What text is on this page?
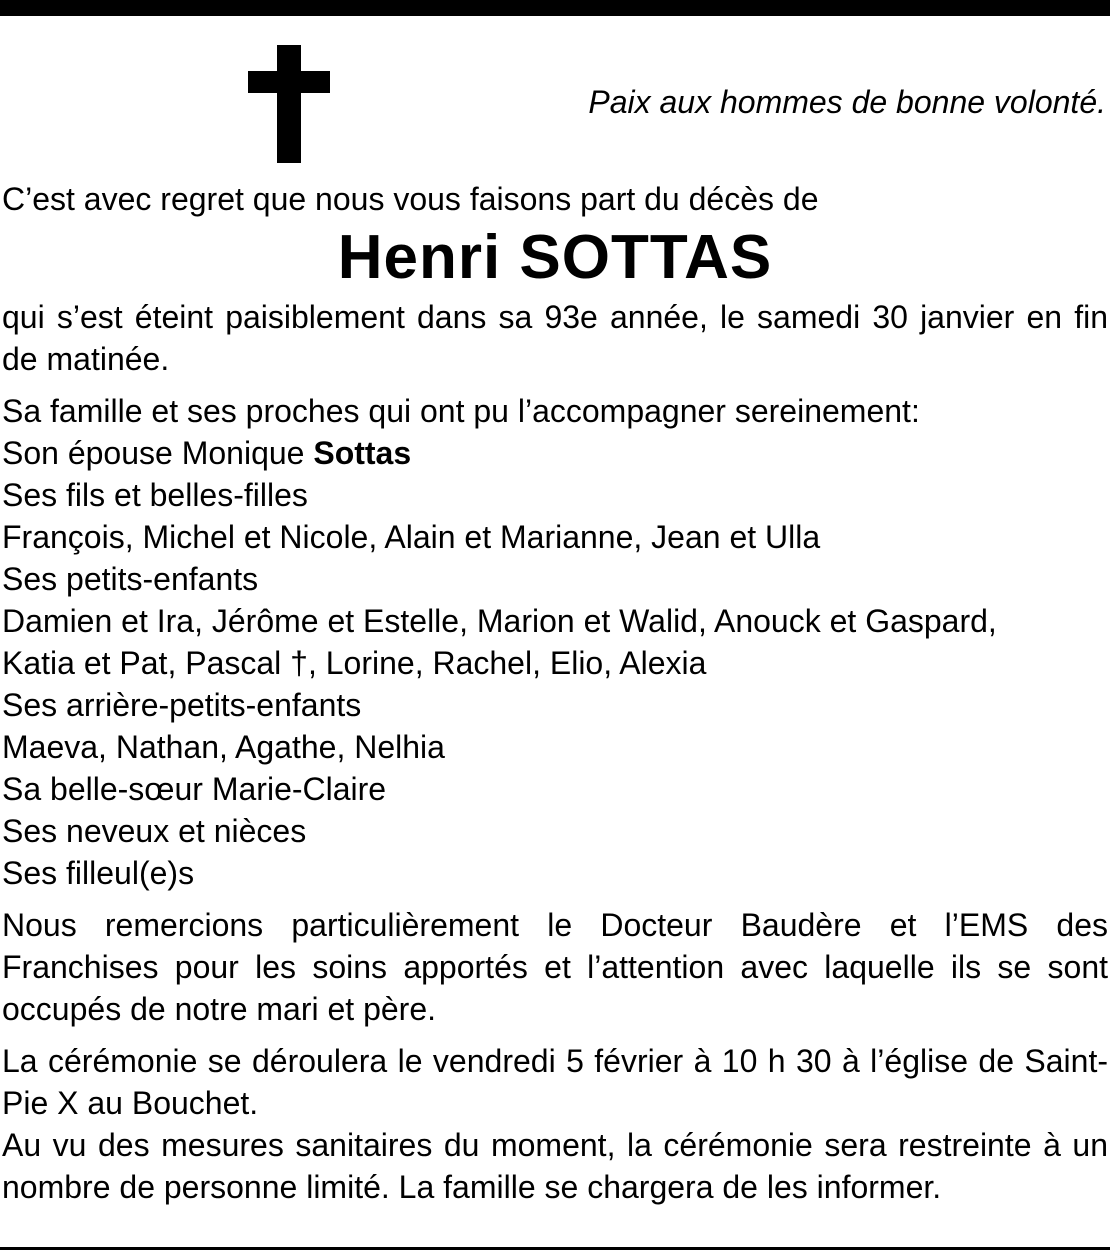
Paix aux hommes de bonne volonté.

C’est avec regret que nous vous faisons part du décès de

Henri SOTTAS

qui s’est éteint paisiblement dans sa 93e année, le samedi 30 janvier en fin de matinée.

Sa famille et ses proches qui ont pu l’accompagner sereinement:

Son épouse Monique Sottas

Ses fils et belles-filles
François, Michel et Nicole, Alain et Marianne, Jean et Ulla
Ses petits-enfants
Damien et Ira, Jérôme et Estelle, Marion et Walid, Anouck et Gaspard,
Katia et Pat, Pascal †, Lorine, Rachel, Elio, Alexia
Ses arrière-petits-enfants
Maeva, Nathan, Agathe, Nelhia
Sa belle-sœur Marie-Claire
Ses neveux et nièces
Ses filleul(e)s

Nous remercions particulièrement le Docteur Baudère et l’EMS des Franchises pour les soins apportés et l’attention avec laquelle ils se sont occupés de notre mari et père.

La cérémonie se déroulera le vendredi 5 février à 10 h 30 à l’église de Saint-Pie X au Bouchet.

Au vu des mesures sanitaires du moment, la cérémonie sera restreinte à un nombre de personne limité. La famille se chargera de les informer.
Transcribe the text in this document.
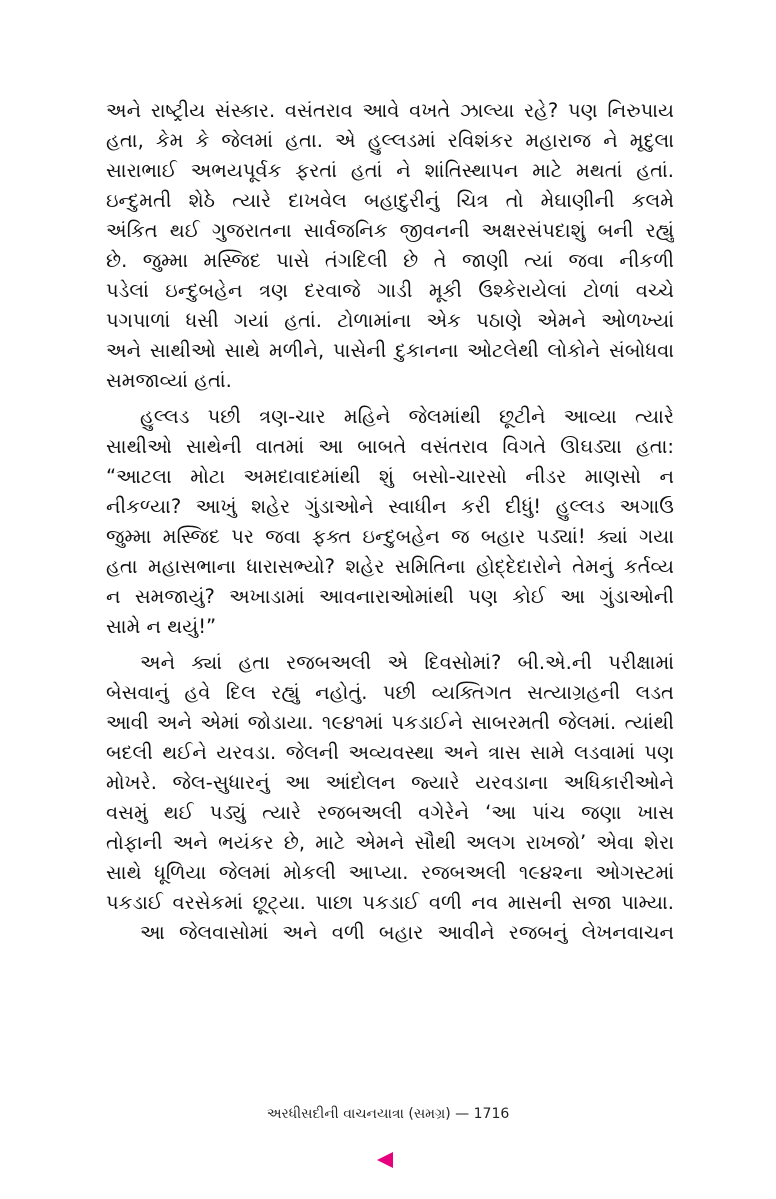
અને રાષ્ટ્રીય સંસ્કાર. વસંતરાવ આવે વખતે ઝાલ્યા રહે? પણ નિરુપાય
હતા, કેમ કે જેલમાં હતા. એ હુલ્લડમાં રવિશંકર મહારાજ ને મૃદુલા
સારાભાઈ અભયપૂર્વક ફરતાં હતાં ને શાંતિસ્થાપન માટે મથતાં હતાં.
ઇન્દુમતી શેઠે ત્યારે દાખવેલ બહાદુરીનું ચિત્ર તો મેઘાણીની કલમે
અંકિત થઈ ગુજરાતના સાર્વજનિક જીવનની અક્ષરસંપદાશું બની રહ્યું
છે. જુમ્મા મસ્જિદ પાસે તંગદિલી છે તે જાણી ત્યાં જવા નીકળી
પડેલાં ઇન્દુબહેન ત્રણ દરવાજે ગાડી મૂકી ઉશ્કેરાયેલાં ટોળાં વચ્ચે
પગપાળાં ધસી ગયાં હતાં. ટોળામાંના એક પઠાણે એમને ઓળખ્યાં
અને સાથીઓ સાથે મળીને, પાસેની દુકાનના ઓટલેથી લોકોને સંબોધવા
સમજાવ્યાં હતાં.
હુલ્લડ પછી ત્રણ-ચાર મહિને જેલમાંથી છૂટીને આવ્યા ત્યારે
સાથીઓ સાથેની વાતમાં આ બાબતે વસંતરાવ વિગતે ઊઘડ્યા હતા:
“આટલા મોટા અમદાવાદમાંથી શું બસો-ચારસો નીડર માણસો ન
નીકળ્યા? આખું શહેર ગુંડાઓને સ્વાધીન કરી દીધું! હુલ્લડ અગાઉ
જુમ્મા મસ્જિદ પર જવા ફક્ત ઇન્દુબહેન જ બહાર પડ્યાં! ક્યાં ગયા
હતા મહાસભાના ધારાસભ્યો? શહેર સમિતિના હોદ્દેદારોને તેમનું કર્તવ્ય
ન સમજાયું? અખાડામાં આવનારાઓમાંથી પણ કોઈ આ ગુંડાઓની
સામે ન થયું!”
અને ક્યાં હતા રજબઅલી એ દિવસોમાં? બી.એ.ની પરીક્ષામાં
બેસવાનું હવે દિલ રહ્યું નહોતું. પછી વ્યક્તિગત સત્યાગ્રહની લડત
આવી અને એમાં જોડાયા. ૧૯૪૧માં પકડાઈને સાબરમતી જેલમાં. ત્યાંથી
બદલી થઈને યરવડા. જેલની અવ્યવસ્થા અને ત્રાસ સામે લડવામાં પણ
મોખરે. જેલ-સુધારનું આ આંદોલન જ્યારે યરવડાના અધિકારીઓને
વસમું થઈ પડ્યું ત્યારે રજબઅલી વગેરેને ‘આ પાંચ જણા ખાસ
તોફાની અને ભયંકર છે, માટે એમને સૌથી અલગ રાખજો’ એવા શેરા
સાથે ધૂળિયા જેલમાં મોકલી આપ્યા. રજબઅલી ૧૯૪૨ના ઓગસ્ટમાં
પકડાઈ વરસેકમાં છૂટ્યા. પાછા પકડાઈ વળી નવ માસની સજા પામ્યા.
આ જેલવાસોમાં અને વળી બહાર આવીને રજબનું લેખનવાચન
અરધીસદીની વાચનયાત્રા (સમગ્ર) — 1716
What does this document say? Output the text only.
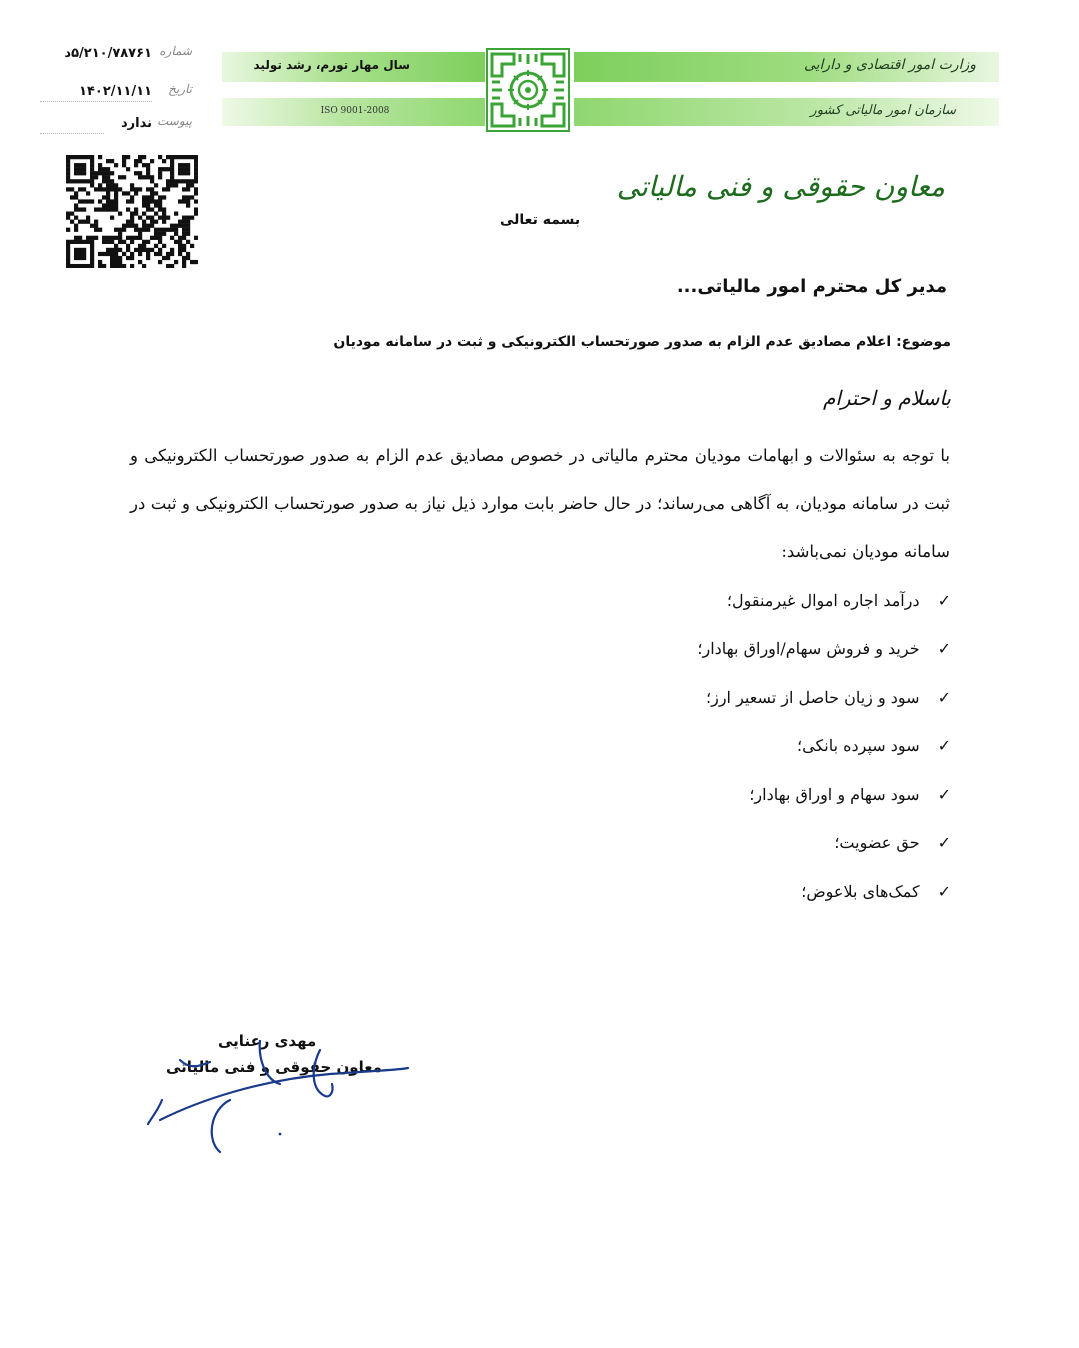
سال مهار تورم، رشد تولید
ISO 9001-2008
وزارت امور اقتصادی و دارایی
سازمان امور مالیاتی کشور
شماره
۵/۲۱۰/۷۸۷۶۱د
تاریخ
۱۴۰۲/۱۱/۱۱
پیوست
ندارد
معاون حقوقی و فنی مالیاتی
بسمه تعالی
مدیر کل محترم امور مالیاتی...
موضوع: اعلام مصادیق عدم الزام به صدور صورتحساب الکترونیکی و ثبت در سامانه مودیان
باسلام و احترام
با توجه به سئوالات و ابهامات مودیان محترم مالیاتی در خصوص مصادیق عدم الزام به صدور صورتحساب الکترونیکی و ثبت در سامانه مودیان، به آگاهی می‌رساند؛ در حال حاضر بابت موارد ذیل نیاز به صدور صورتحساب الکترونیکی و ثبت در سامانه مودیان نمی‌باشد:
✓
درآمد اجاره اموال غیرمنقول؛
✓
خرید و فروش سهام/اوراق بهادار؛
✓
سود و زیان حاصل از تسعیر ارز؛
✓
سود سپرده بانکی؛
✓
سود سهام و اوراق بهادار؛
✓
حق عضویت؛
✓
کمک‌های بلاعوض؛
مهدی رعنایی
معاون حقوقی و فنی مالیاتی
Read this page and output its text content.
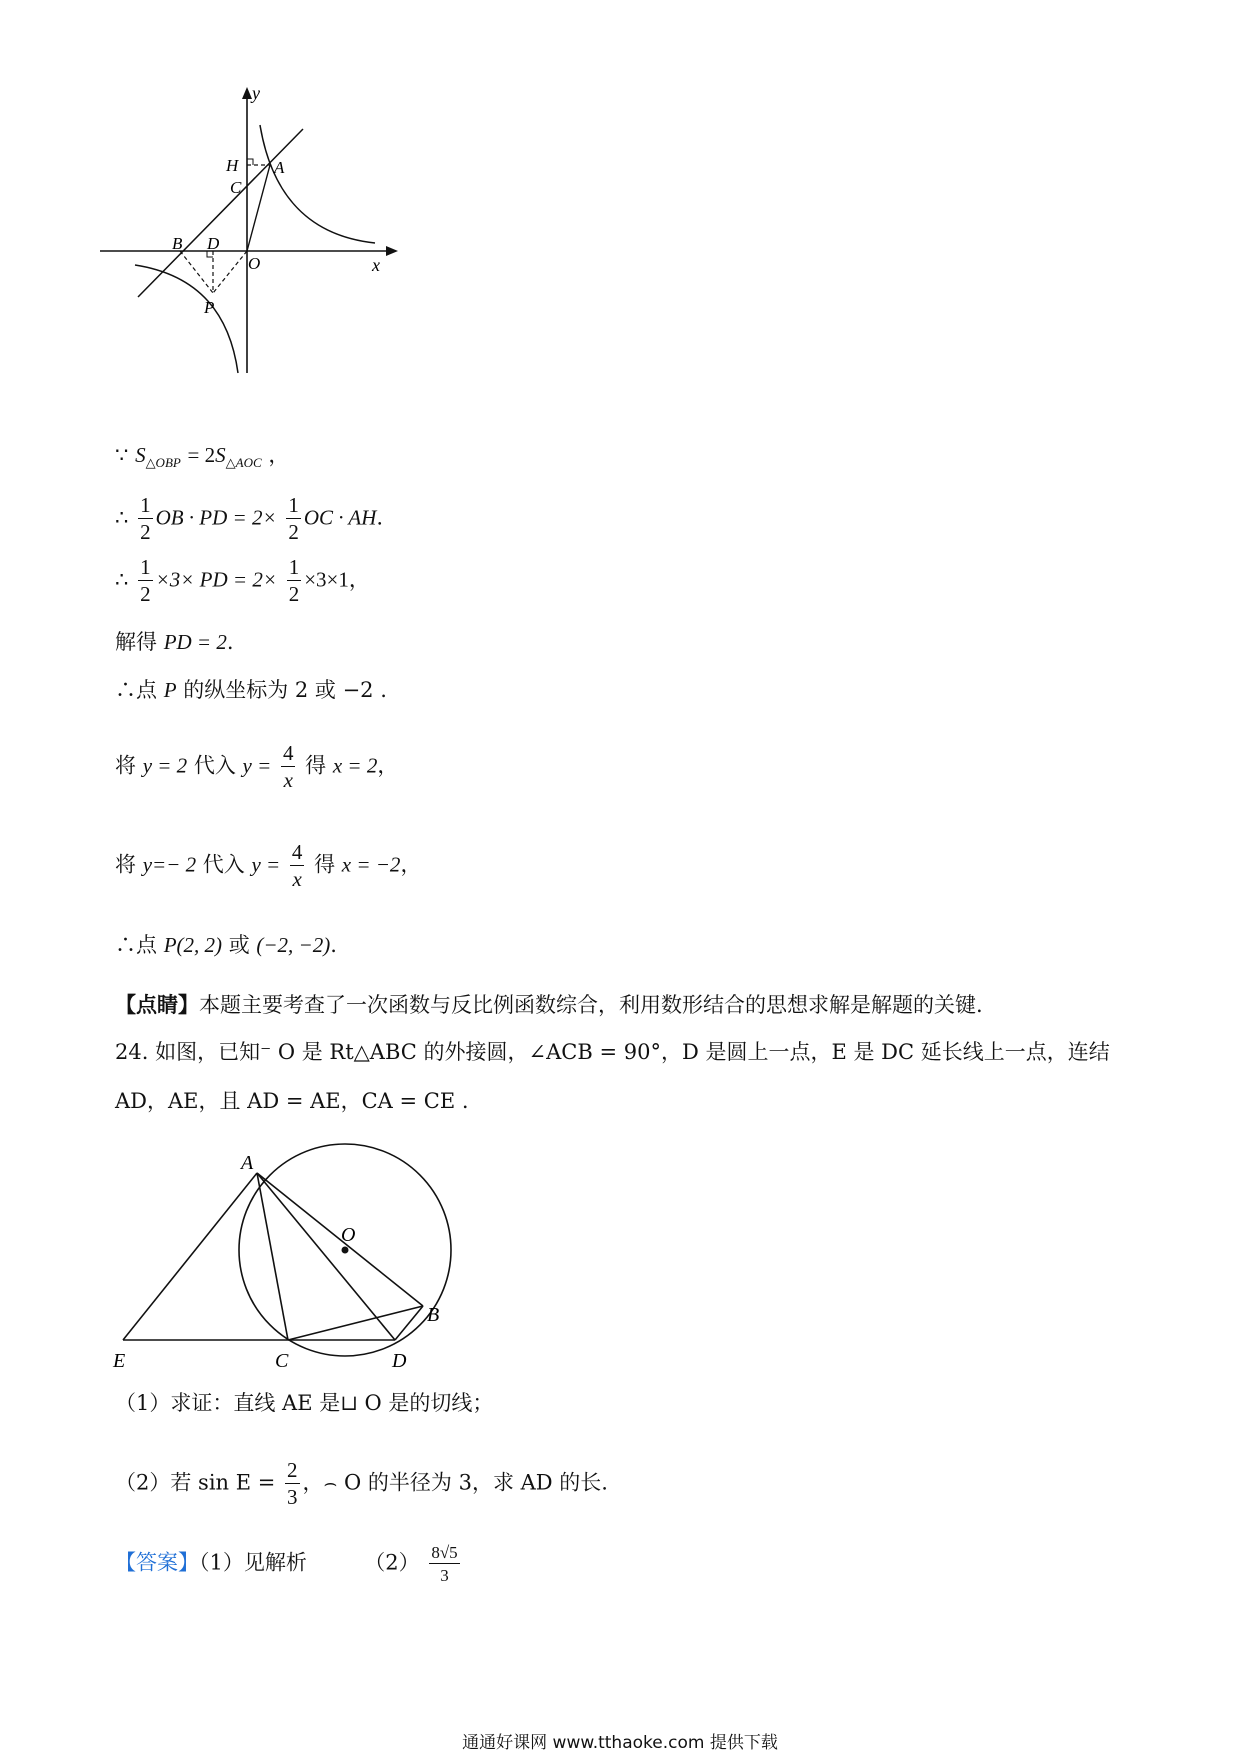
y
x
H A
C
B D
O
P
∵ $S_{\triangle OBP} = 2S_{\triangle AOC}$ ，
∴ $\frac{1}{2}$ OB · PD = $2\times \frac{1}{2}$ OC · AH.
∴ $\frac{1}{2} \times 3\times$ PD = $2\times \frac{1}{2} \times 3\times 1$，
解得 PD = 2.
∴点 P 的纵坐标为 2 或 −2 .
将 y = 2 代入 $y = \frac{4}{x}$ 得 x = 2，
将 y=− 2 代入 $y = \frac{4}{x}$ 得 x = −2，
∴点 P(2, 2) 或 (−2, −2).
【点睛】本题主要考查了一次函数与反比例函数综合，利用数形结合的思想求解是解题的关键.
24. 如图，已知⁻ O 是 Rt△ABC 的外接圆，∠ACB = 90°，D 是圆上一点，E 是 DC 延长线上一点，连结
AD，AE，且 AD = AE，CA = CE .
A
O
B
E	C	D
（1）求证：直线 AE 是⊔ O 是的切线；
（2）若 $\sin E = \frac{2}{3}$ ，⌢ O 的半径为 3，求 AD 的长.
【答案】（1）见解析	$(2) \frac{8√5}{3}$
通通好课网 www.tthaoke.com 提供下载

────────────────────

### TASK STATEMENT
Working from the line that contains "Read this page and output its text content." to the last line of the listing, please quote each line exactly, pictures excluded.

### SOLUTION FOR THIS TASK
Read this page and output its text content.
y
x
H A
C
B D
O
P
∵ $S_{\triangle OBP} = 2S_{\triangle AOC}$ ，
∴ $\frac{1}{2}$ OB · PD = $2\times \frac{1}{2}$ OC · AH.
∴ $\frac{1}{2} \times 3\times$ PD = $2\times \frac{1}{2} \times 3\times 1$，
解得 PD = 2.
∴点 P 的纵坐标为 2 或 −2 .
将 y = 2 代入 $y = \frac{4}{x}$ 得 x = 2，
将 y=− 2 代入 $y = \frac{4}{x}$ 得 x = −2，
∴点 P(2, 2) 或 (−2, −2).
【点睛】本题主要考查了一次函数与反比例函数综合，利用数形结合的思想求解是解题的关键.
24. 如图，已知⁻ O 是 Rt△ABC 的外接圆，∠ACB = 90°，D 是圆上一点，E 是 DC 延长线上一点，连结
AD，AE，且 AD = AE，CA = CE .
A
O
B
E	C	D
（1）求证：直线 AE 是⊔ O 是的切线；
（2）若 $\sin E = \frac{2}{3}$ ，⌢ O 的半径为 3，求 AD 的长.
【答案】（1）见解析	$(2) \frac{8√5}{3}$
通通好课网 www.tthaoke.com 提供下载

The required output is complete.